## What is asked
Below is a block of records. Copy every line in it that contains the word "次の図で".

#### Data supplied ####

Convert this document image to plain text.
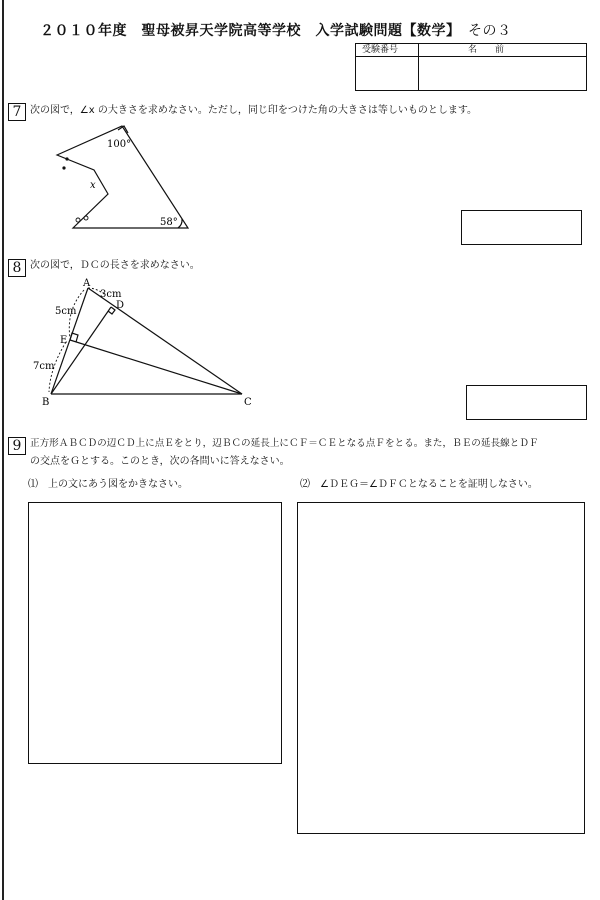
２０１０年度　聖母被昇天学院高等学校　入学試験問題【数学】　 その３
受験番号	名　　前
7 次の図で，∠x の大きさを求めなさい。ただし，同じ印をつけた角の大きさは等しいものとします。
100°
58°
x
8 次の図で，ＤＣの長さを求めなさい。
A
B	C
D
E
3cm
5cm
7cm
9 正方形ＡＢＣＤの辺ＣＤ上に点Ｅをとり，辺ＢＣの延長上にＣＦ＝ＣＥとなる点Ｆをとる。また，ＢＥの延長線とＤＦ
の交点をＧとする。このとき，次の各問いに答えなさい。
⑴　上の文にあう図をかきなさい。	⑵　∠ＤＥＧ＝∠ＤＦＣとなることを証明しなさい。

####

## Output for this exercise
7 次の図で，∠x の大きさを求めなさい。ただし，同じ印をつけた角の大きさは等しいものとします。
8 次の図で，ＤＣの長さを求めなさい。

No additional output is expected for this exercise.